--- Problem details ---
Find all lines in the records that include the word "Фрунзе", and copy them out.

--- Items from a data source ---

----

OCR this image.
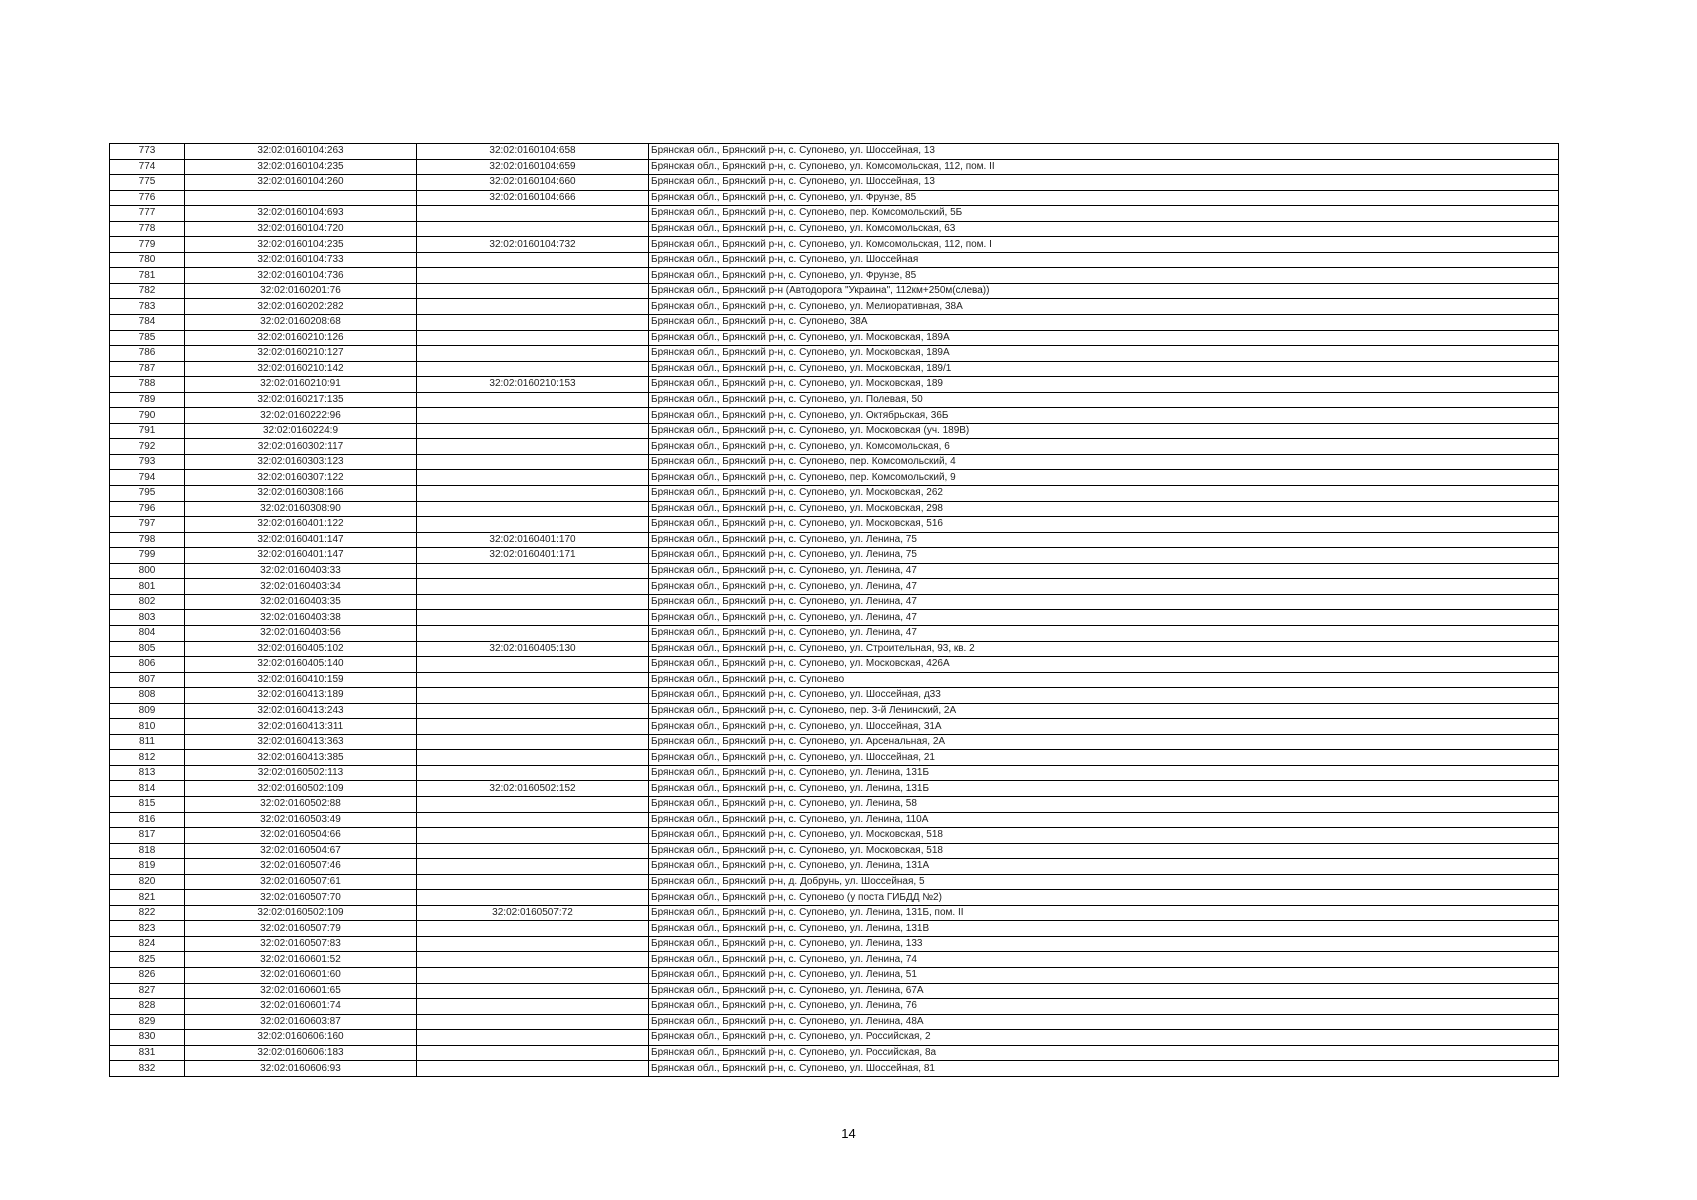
773	32:02:0160104:263	32:02:0160104:658	Брянская обл., Брянский р-н, с. Супонево, ул. Шоссейная, 13
774	32:02:0160104:235	32:02:0160104:659	Брянская обл., Брянский р-н, с. Супонево, ул. Комсомольская, 112, пом. II
775	32:02:0160104:260	32:02:0160104:660	Брянская обл., Брянский р-н, с. Супонево, ул. Шоссейная, 13
776		32:02:0160104:666	Брянская обл., Брянский р-н, с. Супонево, ул. Фрунзе, 85
777	32:02:0160104:693		Брянская обл., Брянский р-н, с. Супонево, пер. Комсомольский, 5Б
778	32:02:0160104:720		Брянская обл., Брянский р-н, с. Супонево, ул. Комсомольская, 63
779	32:02:0160104:235	32:02:0160104:732	Брянская обл., Брянский р-н, с. Супонево, ул. Комсомольская, 112, пом. I
780	32:02:0160104:733		Брянская обл., Брянский р-н, с. Супонево, ул. Шоссейная
781	32:02:0160104:736		Брянская обл., Брянский р-н, с. Супонево, ул. Фрунзе, 85
782	32:02:0160201:76		Брянская обл., Брянский р-н (Автодорога "Украина", 112км+250м(слева))
783	32:02:0160202:282		Брянская обл., Брянский р-н, с. Супонево, ул. Мелиоративная, 38А
784	32:02:0160208:68		Брянская обл., Брянский р-н, с. Супонево, 38А
785	32:02:0160210:126		Брянская обл., Брянский р-н, с. Супонево, ул. Московская, 189А
786	32:02:0160210:127		Брянская обл., Брянский р-н, с. Супонево, ул. Московская, 189А
787	32:02:0160210:142		Брянская обл., Брянский р-н, с. Супонево, ул. Московская, 189/1
788	32:02:0160210:91	32:02:0160210:153	Брянская обл., Брянский р-н, с. Супонево, ул. Московская, 189
789	32:02:0160217:135		Брянская обл., Брянский р-н, с. Супонево, ул. Полевая, 50
790	32:02:0160222:96		Брянская обл., Брянский р-н, с. Супонево, ул. Октябрьская, 36Б
791	32:02:0160224:9		Брянская обл., Брянский р-н, с. Супонево, ул. Московская (уч. 189В)
792	32:02:0160302:117		Брянская обл., Брянский р-н, с. Супонево, ул. Комсомольская, 6
793	32:02:0160303:123		Брянская обл., Брянский р-н, с. Супонево, пер. Комсомольский, 4
794	32:02:0160307:122		Брянская обл., Брянский р-н, с. Супонево, пер. Комсомольский, 9
795	32:02:0160308:166		Брянская обл., Брянский р-н, с. Супонево, ул. Московская, 262
796	32:02:0160308:90		Брянская обл., Брянский р-н, с. Супонево, ул. Московская, 298
797	32:02:0160401:122		Брянская обл., Брянский р-н, с. Супонево, ул. Московская, 516
798	32:02:0160401:147	32:02:0160401:170	Брянская обл., Брянский р-н, с. Супонево, ул. Ленина, 75
799	32:02:0160401:147	32:02:0160401:171	Брянская обл., Брянский р-н, с. Супонево, ул. Ленина, 75
800	32:02:0160403:33		Брянская обл., Брянский р-н, с. Супонево, ул. Ленина, 47
801	32:02:0160403:34		Брянская обл., Брянский р-н, с. Супонево, ул. Ленина, 47
802	32:02:0160403:35		Брянская обл., Брянский р-н, с. Супонево, ул. Ленина, 47
803	32:02:0160403:38		Брянская обл., Брянский р-н, с. Супонево, ул. Ленина, 47
804	32:02:0160403:56		Брянская обл., Брянский р-н, с. Супонево, ул. Ленина, 47
805	32:02:0160405:102	32:02:0160405:130	Брянская обл., Брянский р-н, с. Супонево, ул. Строительная, 93, кв. 2
806	32:02:0160405:140		Брянская обл., Брянский р-н, с. Супонево, ул. Московская, 426А
807	32:02:0160410:159		Брянская обл., Брянский р-н, с. Супонево
808	32:02:0160413:189		Брянская обл., Брянский р-н, с. Супонево, ул. Шоссейная, д33
809	32:02:0160413:243		Брянская обл., Брянский р-н, с. Супонево, пер. 3-й Ленинский, 2А
810	32:02:0160413:311		Брянская обл., Брянский р-н, с. Супонево, ул. Шоссейная, 31А
811	32:02:0160413:363		Брянская обл., Брянский р-н, с. Супонево, ул. Арсенальная, 2А
812	32:02:0160413:385		Брянская обл., Брянский р-н, с. Супонево, ул. Шоссейная, 21
813	32:02:0160502:113		Брянская обл., Брянский р-н, с. Супонево, ул. Ленина, 131Б
814	32:02:0160502:109	32:02:0160502:152	Брянская обл., Брянский р-н, с. Супонево, ул. Ленина, 131Б
815	32:02:0160502:88		Брянская обл., Брянский р-н, с. Супонево, ул. Ленина, 58
816	32:02:0160503:49		Брянская обл., Брянский р-н, с. Супонево, ул. Ленина, 110А
817	32:02:0160504:66		Брянская обл., Брянский р-н, с. Супонево, ул. Московская, 518
818	32:02:0160504:67		Брянская обл., Брянский р-н, с. Супонево, ул. Московская, 518
819	32:02:0160507:46		Брянская обл., Брянский р-н, с. Супонево, ул. Ленина, 131А
820	32:02:0160507:61		Брянская обл., Брянский р-н, д. Добрунь, ул. Шоссейная, 5
821	32:02:0160507:70		Брянская обл., Брянский р-н, с. Супонево (у поста ГИБДД №2)
822	32:02:0160502:109	32:02:0160507:72	Брянская обл., Брянский р-н, с. Супонево, ул. Ленина, 131Б, пом. II
823	32:02:0160507:79		Брянская обл., Брянский р-н, с. Супонево, ул. Ленина, 131В
824	32:02:0160507:83		Брянская обл., Брянский р-н, с. Супонево, ул. Ленина, 133
825	32:02:0160601:52		Брянская обл., Брянский р-н, с. Супонево, ул. Ленина, 74
826	32:02:0160601:60		Брянская обл., Брянский р-н, с. Супонево, ул. Ленина, 51
827	32:02:0160601:65		Брянская обл., Брянский р-н, с. Супонево, ул. Ленина, 67А
828	32:02:0160601:74		Брянская обл., Брянский р-н, с. Супонево, ул. Ленина, 76
829	32:02:0160603:87		Брянская обл., Брянский р-н, с. Супонево, ул. Ленина, 48А
830	32:02:0160606:160		Брянская обл., Брянский р-н, с. Супонево, ул. Российская, 2
831	32:02:0160606:183		Брянская обл., Брянский р-н, с. Супонево, ул. Российская, 8а
832	32:02:0160606:93		Брянская обл., Брянский р-н, с. Супонево, ул. Шоссейная, 81
14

----

--- Written reply ---
776		32:02:0160104:666	Брянская обл., Брянский р-н, с. Супонево, ул. Фрунзе, 85
781	32:02:0160104:736		Брянская обл., Брянский р-н, с. Супонево, ул. Фрунзе, 85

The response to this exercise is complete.